FRAGMENTO CITADO:

========================================================================

Así, durante las últimas semanas vivimos un periodo de ansiedad en que oscilamos entre, por un lado, nuestro interés por defender nuestra autonomía individual y colectiva para expresarnos sobre asuntos de interés público al cuestionar el Código Penal y, por otro lado, nuestro interés por preservar precondiciones de cohesión social mediante la defensa de un grado de dignidad y respeto recíproco que haga posible nuestra convivencia.
En el proceso, tocamos un nervio muy sensible: hasta dónde queremos reconocer legitimidad a la expresión individual frente a otros intereses, no siempre coincidirá con nuestro régimen constitucional según interpretado por los tribunales. Esto me devuelve al planteamiento inicial.
Resulta que yo sí estoy de acuerdo con la preferencia que actualmente se da al derecho individual a expresarse, aun en los casos más extremos. Debemos partir de la premisa de que los cimientos mismos que posibilitan nuestra convivencia deben estar sujetos a examen crítico en el discurso público. Salvo circunstancias extraordinarias, la agenda de discusión no puede estar predeterminada.

========================================================================

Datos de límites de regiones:
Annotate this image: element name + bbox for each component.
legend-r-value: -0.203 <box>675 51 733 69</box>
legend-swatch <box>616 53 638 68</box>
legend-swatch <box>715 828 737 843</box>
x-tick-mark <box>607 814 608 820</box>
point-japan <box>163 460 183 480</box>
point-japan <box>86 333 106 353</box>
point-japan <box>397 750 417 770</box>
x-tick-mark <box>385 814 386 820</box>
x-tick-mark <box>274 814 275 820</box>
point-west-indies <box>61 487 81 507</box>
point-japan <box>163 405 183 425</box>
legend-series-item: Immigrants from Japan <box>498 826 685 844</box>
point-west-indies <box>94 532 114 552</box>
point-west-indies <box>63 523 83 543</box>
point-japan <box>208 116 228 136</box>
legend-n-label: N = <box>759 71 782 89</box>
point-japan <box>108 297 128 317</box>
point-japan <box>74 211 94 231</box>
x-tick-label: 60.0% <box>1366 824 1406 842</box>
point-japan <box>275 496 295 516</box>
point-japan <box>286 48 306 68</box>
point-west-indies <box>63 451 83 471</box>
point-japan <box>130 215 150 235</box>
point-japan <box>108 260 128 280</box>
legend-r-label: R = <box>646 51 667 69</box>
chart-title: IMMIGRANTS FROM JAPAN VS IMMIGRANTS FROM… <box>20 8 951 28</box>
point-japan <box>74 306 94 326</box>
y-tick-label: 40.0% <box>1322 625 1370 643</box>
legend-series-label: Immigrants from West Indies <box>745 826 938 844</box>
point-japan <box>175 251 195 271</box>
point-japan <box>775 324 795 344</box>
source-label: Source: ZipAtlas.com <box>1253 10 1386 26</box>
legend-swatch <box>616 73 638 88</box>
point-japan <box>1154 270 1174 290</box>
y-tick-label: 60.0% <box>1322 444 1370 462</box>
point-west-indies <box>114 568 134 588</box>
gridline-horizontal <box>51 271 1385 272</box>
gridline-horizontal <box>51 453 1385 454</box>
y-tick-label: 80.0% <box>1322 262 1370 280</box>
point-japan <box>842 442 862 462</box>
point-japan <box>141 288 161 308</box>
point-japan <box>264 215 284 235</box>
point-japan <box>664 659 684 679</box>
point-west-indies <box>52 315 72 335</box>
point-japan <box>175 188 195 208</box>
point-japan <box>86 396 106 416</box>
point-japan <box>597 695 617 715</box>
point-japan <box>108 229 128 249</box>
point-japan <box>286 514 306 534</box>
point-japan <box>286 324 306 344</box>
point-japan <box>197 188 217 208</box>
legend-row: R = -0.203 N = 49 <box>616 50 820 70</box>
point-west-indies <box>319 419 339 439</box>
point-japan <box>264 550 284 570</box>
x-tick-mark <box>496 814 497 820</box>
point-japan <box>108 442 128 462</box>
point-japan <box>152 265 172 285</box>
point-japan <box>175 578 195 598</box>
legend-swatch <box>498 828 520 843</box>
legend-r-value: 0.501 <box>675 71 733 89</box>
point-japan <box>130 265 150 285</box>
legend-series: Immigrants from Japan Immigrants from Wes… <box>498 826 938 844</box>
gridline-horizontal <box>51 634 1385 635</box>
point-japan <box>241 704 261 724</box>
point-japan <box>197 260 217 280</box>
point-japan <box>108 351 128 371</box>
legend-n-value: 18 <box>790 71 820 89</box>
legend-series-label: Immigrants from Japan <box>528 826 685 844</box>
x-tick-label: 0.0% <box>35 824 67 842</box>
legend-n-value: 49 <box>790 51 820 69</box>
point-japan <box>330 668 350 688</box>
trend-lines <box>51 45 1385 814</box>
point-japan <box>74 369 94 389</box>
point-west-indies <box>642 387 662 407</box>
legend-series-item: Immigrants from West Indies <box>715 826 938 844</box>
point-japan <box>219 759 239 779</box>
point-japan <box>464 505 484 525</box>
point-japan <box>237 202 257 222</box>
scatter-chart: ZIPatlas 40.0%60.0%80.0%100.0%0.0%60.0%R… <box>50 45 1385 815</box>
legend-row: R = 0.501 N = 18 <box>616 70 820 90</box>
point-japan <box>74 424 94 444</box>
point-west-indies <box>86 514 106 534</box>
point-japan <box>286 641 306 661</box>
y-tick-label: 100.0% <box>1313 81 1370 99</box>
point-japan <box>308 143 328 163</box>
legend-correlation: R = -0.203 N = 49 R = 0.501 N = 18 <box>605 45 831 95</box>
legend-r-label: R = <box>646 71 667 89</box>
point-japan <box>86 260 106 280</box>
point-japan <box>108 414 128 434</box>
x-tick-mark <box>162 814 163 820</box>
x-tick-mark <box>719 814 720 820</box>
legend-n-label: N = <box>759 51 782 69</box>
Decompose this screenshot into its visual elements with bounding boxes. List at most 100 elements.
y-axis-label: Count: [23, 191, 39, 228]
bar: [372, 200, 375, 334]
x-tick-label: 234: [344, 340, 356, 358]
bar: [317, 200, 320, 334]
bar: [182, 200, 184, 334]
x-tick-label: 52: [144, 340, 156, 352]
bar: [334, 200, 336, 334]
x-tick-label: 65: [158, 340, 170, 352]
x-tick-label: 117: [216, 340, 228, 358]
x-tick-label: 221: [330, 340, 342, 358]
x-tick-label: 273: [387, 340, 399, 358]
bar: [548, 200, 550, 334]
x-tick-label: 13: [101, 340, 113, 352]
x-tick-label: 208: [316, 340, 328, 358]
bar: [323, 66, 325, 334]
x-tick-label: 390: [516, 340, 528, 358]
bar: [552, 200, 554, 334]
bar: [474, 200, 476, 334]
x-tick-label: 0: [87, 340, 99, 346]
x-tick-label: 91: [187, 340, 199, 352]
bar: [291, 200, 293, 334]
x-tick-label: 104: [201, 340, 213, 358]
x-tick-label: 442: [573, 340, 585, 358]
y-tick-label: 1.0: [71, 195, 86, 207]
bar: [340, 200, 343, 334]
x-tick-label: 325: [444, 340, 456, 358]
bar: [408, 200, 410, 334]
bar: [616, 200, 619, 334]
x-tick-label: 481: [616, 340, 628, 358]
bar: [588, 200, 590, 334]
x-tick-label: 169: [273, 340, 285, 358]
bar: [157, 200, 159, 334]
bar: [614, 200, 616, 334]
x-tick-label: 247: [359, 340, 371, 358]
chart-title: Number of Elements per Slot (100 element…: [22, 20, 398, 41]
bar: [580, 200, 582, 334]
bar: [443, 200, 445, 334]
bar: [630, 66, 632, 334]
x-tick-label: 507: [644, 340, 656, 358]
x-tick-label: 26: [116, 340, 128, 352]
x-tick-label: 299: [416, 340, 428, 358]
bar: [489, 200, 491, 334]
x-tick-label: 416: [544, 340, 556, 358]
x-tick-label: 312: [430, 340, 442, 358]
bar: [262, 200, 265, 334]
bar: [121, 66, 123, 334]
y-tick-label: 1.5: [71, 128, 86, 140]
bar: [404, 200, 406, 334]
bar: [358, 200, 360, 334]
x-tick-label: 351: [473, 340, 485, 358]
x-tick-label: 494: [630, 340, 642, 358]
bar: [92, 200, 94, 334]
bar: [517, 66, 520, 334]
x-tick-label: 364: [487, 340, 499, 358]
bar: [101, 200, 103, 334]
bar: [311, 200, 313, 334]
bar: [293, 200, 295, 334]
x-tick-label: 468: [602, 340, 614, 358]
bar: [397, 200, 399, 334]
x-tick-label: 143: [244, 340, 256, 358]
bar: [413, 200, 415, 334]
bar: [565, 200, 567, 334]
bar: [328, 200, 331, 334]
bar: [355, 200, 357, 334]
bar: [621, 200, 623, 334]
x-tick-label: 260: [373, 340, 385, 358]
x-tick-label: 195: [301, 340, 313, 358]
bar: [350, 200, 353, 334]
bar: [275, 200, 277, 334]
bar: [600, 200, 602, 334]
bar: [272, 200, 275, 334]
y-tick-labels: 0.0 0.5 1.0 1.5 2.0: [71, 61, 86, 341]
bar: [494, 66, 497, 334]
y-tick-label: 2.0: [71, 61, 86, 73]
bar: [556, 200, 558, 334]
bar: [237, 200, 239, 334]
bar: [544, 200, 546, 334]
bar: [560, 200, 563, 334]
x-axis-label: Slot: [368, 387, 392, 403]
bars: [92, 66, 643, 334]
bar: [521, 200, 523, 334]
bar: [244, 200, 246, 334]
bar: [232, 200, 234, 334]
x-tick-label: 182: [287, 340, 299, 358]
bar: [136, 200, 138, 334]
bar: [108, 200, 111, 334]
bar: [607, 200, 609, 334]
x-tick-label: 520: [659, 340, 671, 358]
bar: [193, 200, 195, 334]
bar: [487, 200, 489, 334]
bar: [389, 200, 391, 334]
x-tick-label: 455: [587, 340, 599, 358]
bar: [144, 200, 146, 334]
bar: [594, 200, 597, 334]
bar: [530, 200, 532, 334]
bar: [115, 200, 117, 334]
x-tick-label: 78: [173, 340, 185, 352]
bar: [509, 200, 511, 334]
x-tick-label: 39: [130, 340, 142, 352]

========================================================================

EJERCICIOS:
• A. Según el texto sobre la libertad de expresión, ¿qué es lo que no puede estar predeterminado salvo en circunstancias extraordinarias?
• B. Prosigue el texto sobre la libertad de expresión a partir de su última oración.
El material no guarda ninguna relación con el texto.

RESULTADOS POR TAREA:
• A. La agenda de discusión.

• B.
Pero por esa misma razón, paradójicamente, esta postura debe ser objeto de cuestionamiento robusto. E insistir desde el foro público que se limite alguna expresión que impacte otros intereses fundamentales, es parte de una conversación constante sobre las reglas de juego en una democracia; conversación que nunca puede darse por concluida.
Por eso, no podemos renunciar a nuestra capacidad crítica de enfrentar el orden constitucional prevaleciente en nuestro esfuerzo por imprimirle significado. Independiente de los tribunales y lo que digan sobre el texto constitucional, nuestra voz constitucional cuenta. Cuenta, entre otras razones, para crear el contexto desde el cual actúan los operadores políticos. Cuenta también, como mínimo, para crear una cultura que promueva políticas públicas protectoras de aquellos intereses agraviados por la expresión ofensiva y para manifestar nuestro repudio por aquellas expresiones lesivas a la dignidad humana (aun cuando el régimen vigente no permita cancelar la expresión dañina).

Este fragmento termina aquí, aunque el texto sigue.